* _Goal of the exercise_
Every record that follows must be duplicated exactly, with images left out.

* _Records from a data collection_
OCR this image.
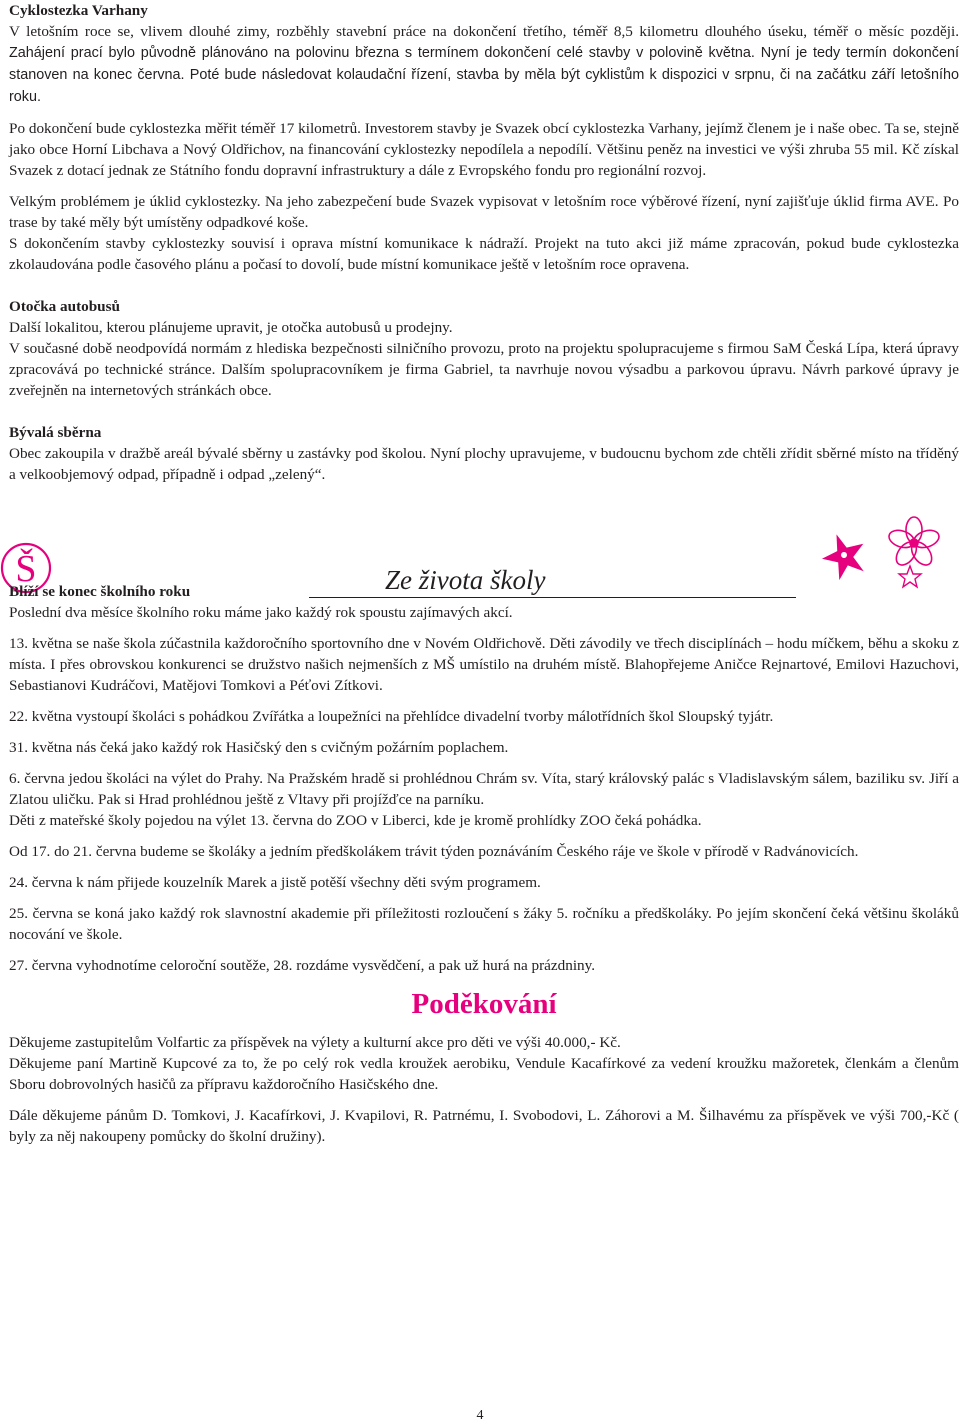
Š	Ze života školy
Cyklostezka Varhany

V letošním roce se, vlivem dlouhé zimy, rozběhly stavební práce na dokončení třetího, téměř 8,5 kilometru dlouhého úseku, téměř o měsíc později. Zahájení prací bylo původně plánováno na polovinu března s termínem dokončení celé stavby v polovině května. Nyní je tedy termín dokončení stanoven na konec června. Poté bude následovat kolaudační řízení, stavba by měla být cyklistům k dispozici v srpnu, či na začátku září letošního roku.

Po dokončení bude cyklostezka měřit téměř 17 kilometrů. Investorem stavby je Svazek obcí cyklostezka Varhany, jejímž členem je i naše obec. Ta se, stejně jako obce Horní Libchava a Nový Oldřichov, na financování cyklostezky nepodílela a nepodílí. Většinu peněz na investici ve výši zhruba 55 mil. Kč získal Svazek z dotací jednak ze Státního fondu dopravní infrastruktury a dále z Evropského fondu pro regionální rozvoj.

Velkým problémem je úklid cyklostezky. Na jeho zabezpečení bude Svazek vypisovat v letošním roce výběrové řízení, nyní zajišťuje úklid firma AVE. Po trase by také měly být umístěny odpadkové koše.

S dokončením stavby cyklostezky souvisí i oprava místní komunikace k nádraží. Projekt na tuto akci již máme zpracován, pokud bude cyklostezka zkolaudována podle časového plánu a počasí to dovolí, bude místní komunikace ještě v letošním roce opravena.

Otočka autobusů

Další lokalitou, kterou plánujeme upravit, je otočka autobusů u prodejny.

V současné době neodpovídá normám z hlediska bezpečnosti silničního provozu, proto na projektu spolupracujeme s firmou SaM Česká Lípa, která úpravy zpracovává po technické stránce. Dalším spolupracovníkem je firma Gabriel, ta navrhuje novou výsadbu a parkovou úpravu. Návrh parkové úpravy je zveřejněn na internetových stránkách obce.

Bývalá sběrna

Obec zakoupila v dražbě areál bývalé sběrny u zastávky pod školou. Nyní plochy upravujeme, v budoucnu bychom zde chtěli zřídit sběrné místo na tříděný a velkoobjemový odpad, případně i odpad „zelený“.

Blíží se konec školního roku

Poslední dva měsíce školního roku máme jako každý rok spoustu zajímavých akcí.

13. května se naše škola zúčastnila každoročního sportovního dne v Novém Oldřichově. Děti závodily ve třech disciplínách – hodu míčkem, běhu a skoku z místa. I přes obrovskou konkurenci se družstvo našich nejmenších z MŠ umístilo na druhém místě. Blahopřejeme Aničce Rejnartové, Emilovi Hazuchovi, Sebastianovi Kudráčovi, Matějovi Tomkovi a Péťovi Zítkovi.

22. května vystoupí školáci s pohádkou Zvířátka a loupežníci na přehlídce divadelní tvorby málotřídních škol Sloupský tyjátr.

31. května nás čeká jako každý rok Hasičský den s cvičným požárním poplachem.

6. června jedou školáci na výlet do Prahy. Na Pražském hradě si prohlédnou Chrám sv. Víta, starý královský palác s Vladislavským sálem, baziliku sv. Jiří a Zlatou uličku. Pak si Hrad prohlédnou ještě z Vltavy při projížďce na parníku.

Děti z mateřské školy pojedou na výlet 13. června do ZOO v Liberci, kde je kromě prohlídky ZOO čeká pohádka.

Od 17. do 21. června budeme se školáky a jedním předškolákem trávit týden poznáváním Českého ráje ve škole v přírodě v Radvánovicích.

24. června k nám přijede kouzelník Marek a jistě potěší všechny děti svým programem.

25. června se koná jako každý rok slavnostní akademie při příležitosti rozloučení s žáky 5. ročníku a předškoláky. Po jejím skončení čeká většinu školáků nocování ve škole.

27. června vyhodnotíme celoroční soutěže, 28. rozdáme vysvědčení, a pak už hurá na prázdniny.

Poděkování

Děkujeme zastupitelům Volfartic za příspěvek na výlety a kulturní akce pro děti ve výši 40.000,- Kč.

Děkujeme paní Martině Kupcové za to, že po celý rok vedla kroužek aerobiku, Vendule Kacafírkové za vedení kroužku mažoretek, členkám a členům Sboru dobrovolných hasičů za přípravu každoročního Hasičského dne.

Dále děkujeme pánům D. Tomkovi, J. Kacafírkovi, J. Kvapilovi, R. Patrnému, I. Svobodovi, L. Záhorovi a M. Šilhavému za příspěvek ve výši 700,-Kč ( byly za něj nakoupeny pomůcky do školní družiny).

4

* _Full solution_
OCR this image.
Š	Ze života školy
Cyklostezka Varhany

V letošním roce se, vlivem dlouhé zimy, rozběhly stavební práce na dokončení třetího, téměř 8,5 kilometru dlouhého úseku, téměř o měsíc později. Zahájení prací bylo původně plánováno na polovinu března s termínem dokončení celé stavby v polovině května. Nyní je tedy termín dokončení stanoven na konec června. Poté bude následovat kolaudační řízení, stavba by měla být cyklistům k dispozici v srpnu, či na začátku září letošního roku.

Po dokončení bude cyklostezka měřit téměř 17 kilometrů. Investorem stavby je Svazek obcí cyklostezka Varhany, jejímž členem je i naše obec. Ta se, stejně jako obce Horní Libchava a Nový Oldřichov, na financování cyklostezky nepodílela a nepodílí. Většinu peněz na investici ve výši zhruba 55 mil. Kč získal Svazek z dotací jednak ze Státního fondu dopravní infrastruktury a dále z Evropského fondu pro regionální rozvoj.

Velkým problémem je úklid cyklostezky. Na jeho zabezpečení bude Svazek vypisovat v letošním roce výběrové řízení, nyní zajišťuje úklid firma AVE. Po trase by také měly být umístěny odpadkové koše.

S dokončením stavby cyklostezky souvisí i oprava místní komunikace k nádraží. Projekt na tuto akci již máme zpracován, pokud bude cyklostezka zkolaudována podle časového plánu a počasí to dovolí, bude místní komunikace ještě v letošním roce opravena.

Otočka autobusů

Další lokalitou, kterou plánujeme upravit, je otočka autobusů u prodejny.

V současné době neodpovídá normám z hlediska bezpečnosti silničního provozu, proto na projektu spolupracujeme s firmou SaM Česká Lípa, která úpravy zpracovává po technické stránce. Dalším spolupracovníkem je firma Gabriel, ta navrhuje novou výsadbu a parkovou úpravu. Návrh parkové úpravy je zveřejněn na internetových stránkách obce.

Bývalá sběrna

Obec zakoupila v dražbě areál bývalé sběrny u zastávky pod školou. Nyní plochy upravujeme, v budoucnu bychom zde chtěli zřídit sběrné místo na tříděný a velkoobjemový odpad, případně i odpad „zelený“.

Blíží se konec školního roku

Poslední dva měsíce školního roku máme jako každý rok spoustu zajímavých akcí.

13. května se naše škola zúčastnila každoročního sportovního dne v Novém Oldřichově. Děti závodily ve třech disciplínách – hodu míčkem, běhu a skoku z místa. I přes obrovskou konkurenci se družstvo našich nejmenších z MŠ umístilo na druhém místě. Blahopřejeme Aničce Rejnartové, Emilovi Hazuchovi, Sebastianovi Kudráčovi, Matějovi Tomkovi a Péťovi Zítkovi.

22. května vystoupí školáci s pohádkou Zvířátka a loupežníci na přehlídce divadelní tvorby málotřídních škol Sloupský tyjátr.

31. května nás čeká jako každý rok Hasičský den s cvičným požárním poplachem.

6. června jedou školáci na výlet do Prahy. Na Pražském hradě si prohlédnou Chrám sv. Víta, starý královský palác s Vladislavským sálem, baziliku sv. Jiří a Zlatou uličku. Pak si Hrad prohlédnou ještě z Vltavy při projížďce na parníku.

Děti z mateřské školy pojedou na výlet 13. června do ZOO v Liberci, kde je kromě prohlídky ZOO čeká pohádka.

Od 17. do 21. června budeme se školáky a jedním předškolákem trávit týden poznáváním Českého ráje ve škole v přírodě v Radvánovicích.

24. června k nám přijede kouzelník Marek a jistě potěší všechny děti svým programem.

25. června se koná jako každý rok slavnostní akademie při příležitosti rozloučení s žáky 5. ročníku a předškoláky. Po jejím skončení čeká většinu školáků nocování ve škole.

27. června vyhodnotíme celoroční soutěže, 28. rozdáme vysvědčení, a pak už hurá na prázdniny.

Poděkování

Děkujeme zastupitelům Volfartic za příspěvek na výlety a kulturní akce pro děti ve výši 40.000,- Kč.

Děkujeme paní Martině Kupcové za to, že po celý rok vedla kroužek aerobiku, Vendule Kacafírkové za vedení kroužku mažoretek, členkám a členům Sboru dobrovolných hasičů za přípravu každoročního Hasičského dne.

Dále děkujeme pánům D. Tomkovi, J. Kacafírkovi, J. Kvapilovi, R. Patrnému, I. Svobodovi, L. Záhorovi a M. Šilhavému za příspěvek ve výši 700,-Kč ( byly za něj nakoupeny pomůcky do školní družiny).

4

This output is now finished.